* **PROBLEM TO SOLVE**: Go through the listing and set it down exactly, leaving out its pictures.

* **GIVEN DATA**:
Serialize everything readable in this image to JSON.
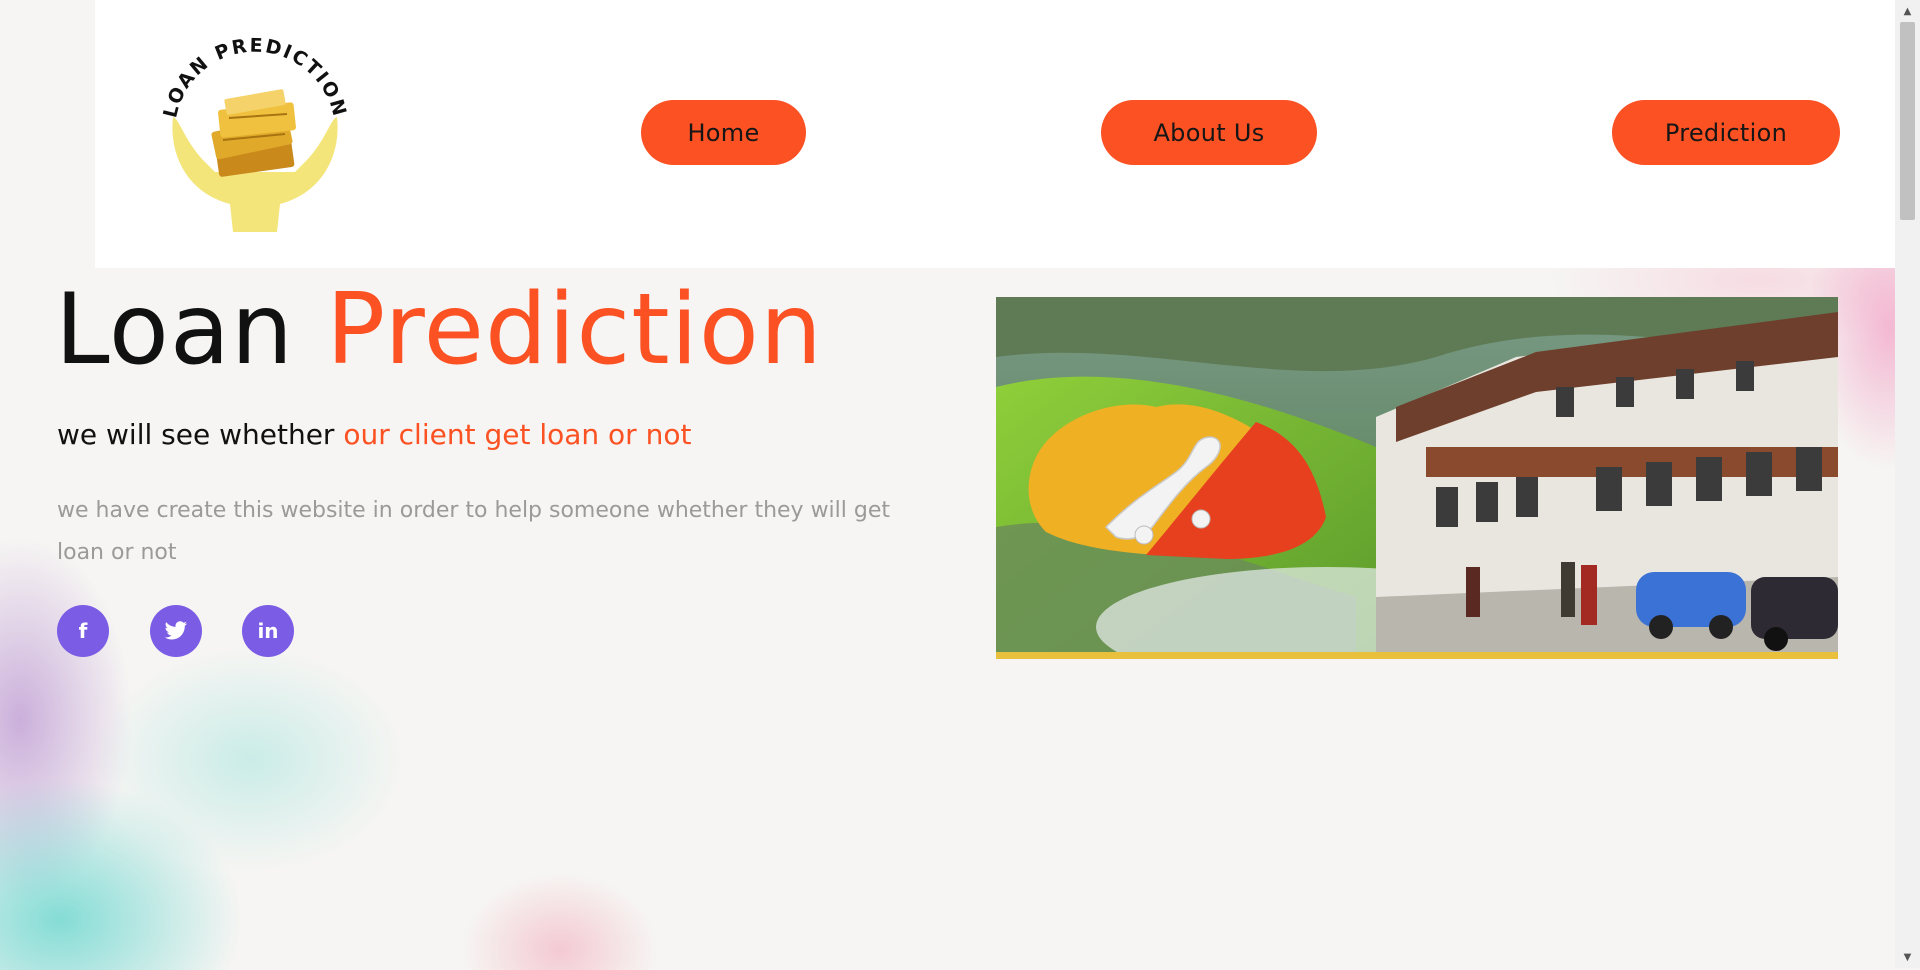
{
  "logo": {
    "arc_text": "LOAN PREDICTION"
  },
  "nav": {
    "items": [
      {
        "label": "Home"
      },
      {
        "label": "About Us"
      },
      {
        "label": "Prediction"
      }
    ]
  },
  "hero": {
    "title_plain": "Loan",
    "title_accent": "Prediction",
    "subtitle_plain": "we will see whether",
    "subtitle_accent": "our client get loan or not",
    "description": "we have create this website in order to help someone whether they will get loan or not"
  },
  "social": [
    {
      "icon": "facebook-icon",
      "glyph": "f"
    },
    {
      "icon": "twitter-icon",
      "glyph": "t"
    },
    {
      "icon": "linkedin-icon",
      "glyph": "in"
    }
  ],
  "colors": {
    "accent": "#fb5123",
    "social": "#7b5ce5",
    "background": "#f6f5f3",
    "logo_hands": "#f3e57a",
    "image_border": "#e9c03c"
  },
  "icons": {
    "scroll_up": "scroll-up-arrow-icon",
    "scroll_down": "scroll-down-arrow-icon"
  }
}
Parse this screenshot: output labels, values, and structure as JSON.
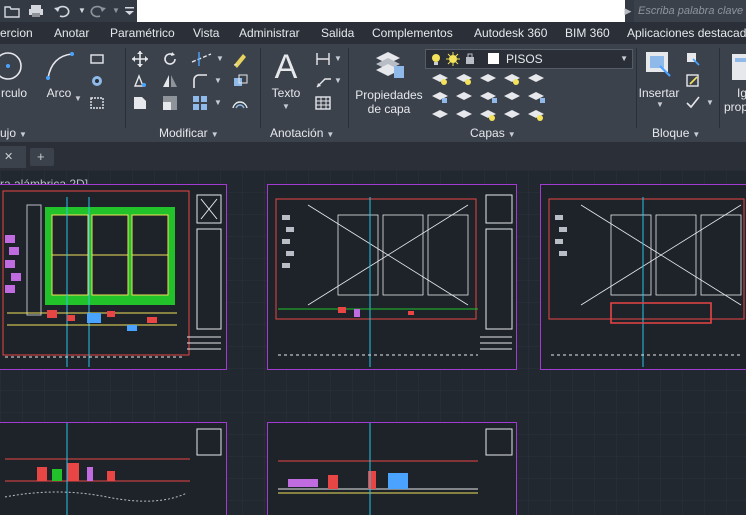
{
  "search": {
    "placeholder": "Escriba palabra clave o"
  },
  "menu_tabs": [
    {
      "label": "ercion"
    },
    {
      "label": "Anotar"
    },
    {
      "label": "Paramétrico"
    },
    {
      "label": "Vista"
    },
    {
      "label": "Administrar"
    },
    {
      "label": "Salida"
    },
    {
      "label": "Complementos"
    },
    {
      "label": "Autodesk 360"
    },
    {
      "label": "BIM 360"
    },
    {
      "label": "Aplicaciones destacadas"
    }
  ],
  "ribbon": {
    "draw": {
      "circle_label": "rculo",
      "arc_label": "Arco",
      "panel_title": "ujo"
    },
    "modify": {
      "panel_title": "Modificar"
    },
    "annotation": {
      "text_label": "Texto",
      "panel_title": "Anotación"
    },
    "layers": {
      "properties_label_1": "Propiedades",
      "properties_label_2": "de capa",
      "current_layer": "PISOS",
      "panel_title": "Capas"
    },
    "block": {
      "insert_label": "Insertar",
      "panel_title": "Bloque",
      "cut1": "Ig",
      "cut2": "prop"
    }
  },
  "viewport": {
    "label": "ra alámbrica 2D]"
  },
  "colors": {
    "ribbon_bg": "#3c424c",
    "canvas_bg": "#212830",
    "sheet_border": "#a23bd1",
    "grass": "#21c22a"
  },
  "icons": [
    "undo-icon",
    "redo-icon",
    "print-icon",
    "layer-properties-icon",
    "insert-block-icon",
    "text-icon",
    "table-icon"
  ]
}
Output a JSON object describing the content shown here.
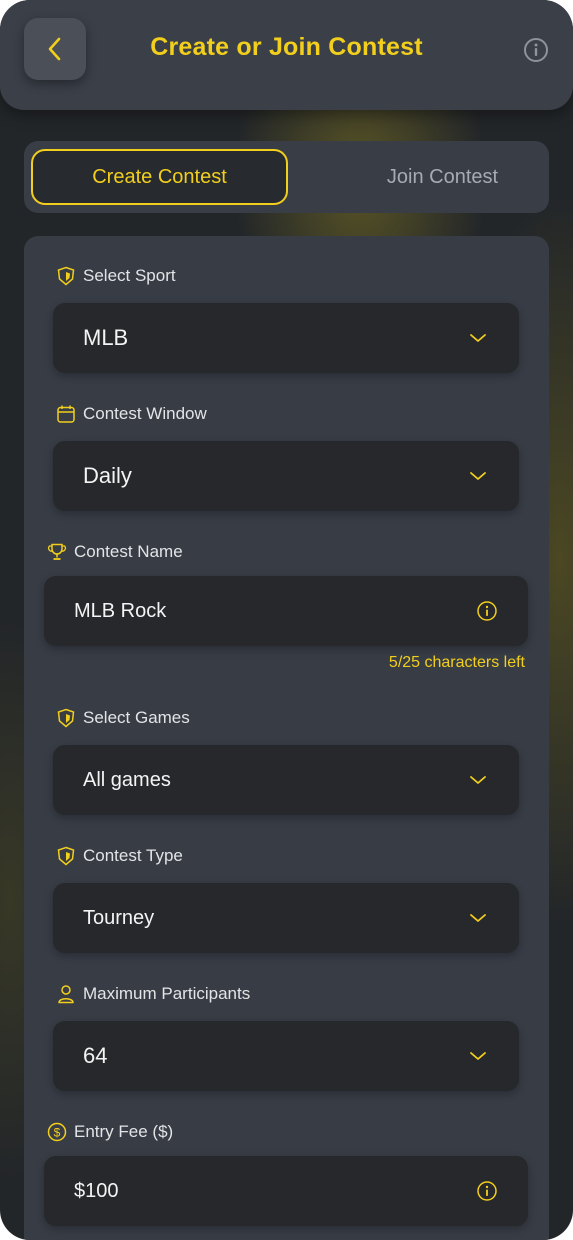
{
  "header": {
    "title": "Create or Join Contest",
    "back_icon": "chevron-left-icon",
    "info_icon": "info-icon"
  },
  "tabs": [
    {
      "label": "Create Contest",
      "active": true
    },
    {
      "label": "Join Contest",
      "active": false
    }
  ],
  "form": {
    "sport": {
      "label": "Select Sport",
      "value": "MLB",
      "icon": "sport-badge-icon"
    },
    "window": {
      "label": "Contest Window",
      "value": "Daily",
      "icon": "calendar-icon"
    },
    "name": {
      "label": "Contest Name",
      "value": "MLB Rock",
      "helper": "5/25 characters left",
      "icon": "trophy-icon"
    },
    "games": {
      "label": "Select Games",
      "value": "All games",
      "icon": "sport-badge-icon"
    },
    "type": {
      "label": "Contest Type",
      "value": "Tourney",
      "icon": "sport-badge-icon"
    },
    "participants": {
      "label": "Maximum Participants",
      "value": "64",
      "icon": "user-icon"
    },
    "fee": {
      "label": "Entry Fee ($)",
      "value": "$100",
      "icon": "dollar-icon"
    }
  },
  "colors": {
    "accent": "#f2cf1c",
    "background": "#232629",
    "card": "#373c45",
    "field": "#26282c"
  }
}
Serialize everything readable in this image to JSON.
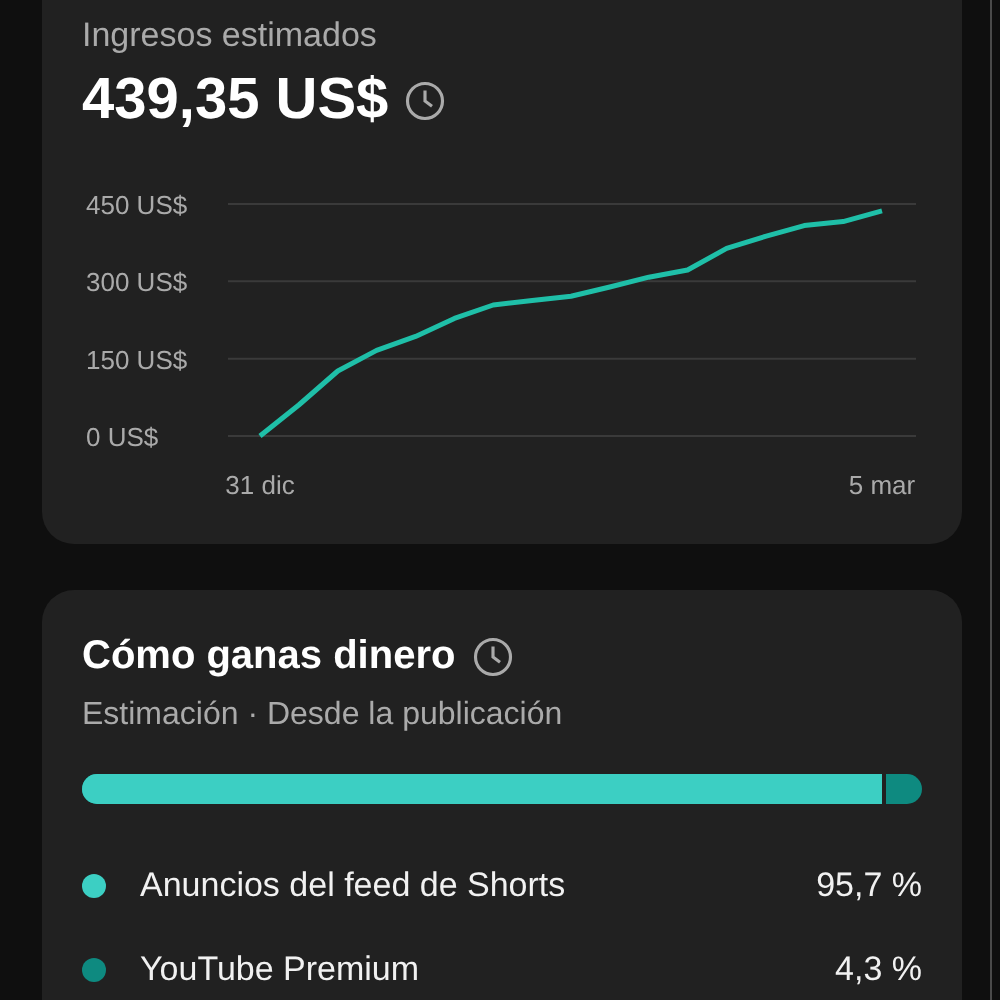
{
  "earnings": {
    "label": "Ingresos estimados",
    "amount": "439,35 US$",
    "chart_data": {
      "type": "line",
      "categories": [
        "31 dic",
        null,
        null,
        null,
        null,
        null,
        null,
        null,
        null,
        null,
        null,
        null,
        null,
        null,
        null,
        null,
        "5 mar"
      ],
      "series": [
        {
          "color": "#1fbfa8",
          "values": [
            0,
            60,
            126,
            166,
            193,
            228,
            254,
            263,
            271,
            289,
            308,
            322,
            364,
            387,
            408,
            416,
            437
          ]
        }
      ],
      "ylim": [
        0,
        450
      ],
      "yticks": [
        {
          "value": 0,
          "label": "0 US$"
        },
        {
          "value": 150,
          "label": "150 US$"
        },
        {
          "value": 300,
          "label": "300 US$"
        },
        {
          "value": 450,
          "label": "450 US$"
        }
      ]
    }
  },
  "revenue_sources": {
    "title": "Cómo ganas dinero",
    "subtitle": "Estimación · Desde la publicación",
    "sources": [
      {
        "name": "Anuncios del feed de Shorts",
        "share": "95,7 %",
        "level": 0.957,
        "color": "#3ccfc3"
      },
      {
        "name": "YouTube Premium",
        "share": "4,3 %",
        "color": "#0e8a80"
      }
    ]
  }
}
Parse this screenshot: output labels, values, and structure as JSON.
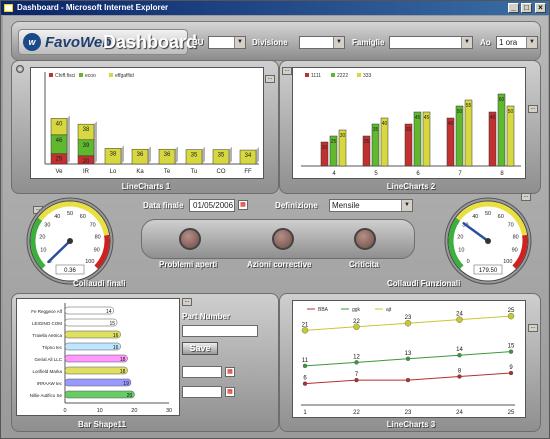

* **SOLUTION FOR THIS TASK**:
Serialize everything readable in this image to JSON.
{
  "logo": {
    "arc_text": "LOAN PREDICTION"
  },
  "nav": {
    "items": [
      {
        "label": "Home"
      },
      {
        "label": "About Us"
      },
      {
        "label": "Prediction"
      }
    ]
  },
  "hero": {
    "title_plain": "Loan",
    "title_accent": "Prediction",
    "subtitle_plain": "we will see whether",
    "subtitle_accent": "our client get loan or not",
    "description": "we have create this website in order to help someone whether they will get loan or not"
  },
  "social": [
    {
      "icon": "facebook-icon",
      "glyph": "f"
    },
    {
      "icon": "twitter-icon",
      "glyph": "t"
    },
    {
      "icon": "linkedin-icon",
      "glyph": "in"
    }
  ],
  "colors": {
    "accent": "#fb5123",
    "social": "#7b5ce5",
    "background": "#f6f5f3",
    "logo_hands": "#f3e57a",
    "image_border": "#e9c03c"
  },
  "icons": {
    "scroll_up": "scroll-up-arrow-icon",
    "scroll_down": "scroll-down-arrow-icon"
  }
}
Parse this screenshot: output labels, values, and structure as JSON.
{
  "search": {
    "placeholder": "Escriba palabra clave o"
  },
  "menu_tabs": [
    {
      "label": "ercion"
    },
    {
      "label": "Anotar"
    },
    {
      "label": "Paramétrico"
    },
    {
      "label": "Vista"
    },
    {
      "label": "Administrar"
    },
    {
      "label": "Salida"
    },
    {
      "label": "Complementos"
    },
    {
      "label": "Autodesk 360"
    },
    {
      "label": "BIM 360"
    },
    {
      "label": "Aplicaciones destacadas"
    }
  ],
  "ribbon": {
    "draw": {
      "circle_label": "rculo",
      "arc_label": "Arco",
      "panel_title": "ujo"
    },
    "modify": {
      "panel_title": "Modificar"
    },
    "annotation": {
      "text_label": "Texto",
      "panel_title": "Anotación"
    },
    "layers": {
      "properties_label_1": "Propiedades",
      "properties_label_2": "de capa",
      "current_layer": "PISOS",
      "panel_title": "Capas"
    },
    "block": {
      "insert_label": "Insertar",
      "panel_title": "Bloque",
      "cut1": "Ig",
      "cut2": "prop"
    }
  },
  "viewport": {
    "label": "ra alámbrica 2D]"
  },
  "colors": {
    "ribbon_bg": "#3c424c",
    "canvas_bg": "#212830",
    "sheet_border": "#a23bd1",
    "grass": "#21c22a"
  },
  "icons": [
    "undo-icon",
    "redo-icon",
    "print-icon",
    "layer-properties-icon",
    "insert-block-icon",
    "text-icon",
    "table-icon"
  ]
}
Output a JSON object describing the content shown here.
{
  "header": {
    "title": "Create or Join Contest",
    "back_icon": "chevron-left-icon",
    "info_icon": "info-icon"
  },
  "tabs": [
    {
      "label": "Create Contest",
      "active": true
    },
    {
      "label": "Join Contest",
      "active": false
    }
  ],
  "form": {
    "sport": {
      "label": "Select Sport",
      "value": "MLB",
      "icon": "sport-badge-icon"
    },
    "window": {
      "label": "Contest Window",
      "value": "Daily",
      "icon": "calendar-icon"
    },
    "name": {
      "label": "Contest Name",
      "value": "MLB Rock",
      "helper": "5/25 characters left",
      "icon": "trophy-icon"
    },
    "games": {
      "label": "Select Games",
      "value": "All games",
      "icon": "sport-badge-icon"
    },
    "type": {
      "label": "Contest Type",
      "value": "Tourney",
      "icon": "sport-badge-icon"
    },
    "participants": {
      "label": "Maximum Participants",
      "value": "64",
      "icon": "user-icon"
    },
    "fee": {
      "label": "Entry Fee ($)",
      "value": "$100",
      "icon": "dollar-icon"
    }
  },
  "colors": {
    "accent": "#f2cf1c",
    "background": "#232629",
    "card": "#373c45",
    "field": "#26282c"
  }
}
Serialize everything readable in this image to JSON.
{
  "earnings": {
    "label": "Ingresos estimados",
    "amount": "439,35 US$",
    "chart_data": {
      "type": "line",
      "categories": [
        "31 dic",
        null,
        null,
        null,
        null,
        null,
        null,
        null,
        null,
        null,
        null,
        null,
        null,
        null,
        null,
        null,
        "5 mar"
      ],
      "series": [
        {
          "color": "#1fbfa8",
          "values": [
            0,
            60,
            126,
            166,
            193,
            228,
            254,
            263,
            271,
            289,
            308,
            322,
            364,
            387,
            408,
            416,
            437
          ]
        }
      ],
      "ylim": [
        0,
        450
      ],
      "yticks": [
        {
          "value": 0,
          "label": "0 US$"
        },
        {
          "value": 150,
          "label": "150 US$"
        },
        {
          "value": 300,
          "label": "300 US$"
        },
        {
          "value": 450,
          "label": "450 US$"
        }
      ]
    }
  },
  "revenue_sources": {
    "title": "Cómo ganas dinero",
    "subtitle": "Estimación · Desde la publicación",
    "sources": [
      {
        "name": "Anuncios del feed de Shorts",
        "share": "95,7 %",
        "level": 0.957,
        "color": "#3ccfc3"
      },
      {
        "name": "YouTube Premium",
        "share": "4,3 %",
        "color": "#0e8a80"
      }
    ]
  }
}
Parse this screenshot: output labels, values, and structure as JSON.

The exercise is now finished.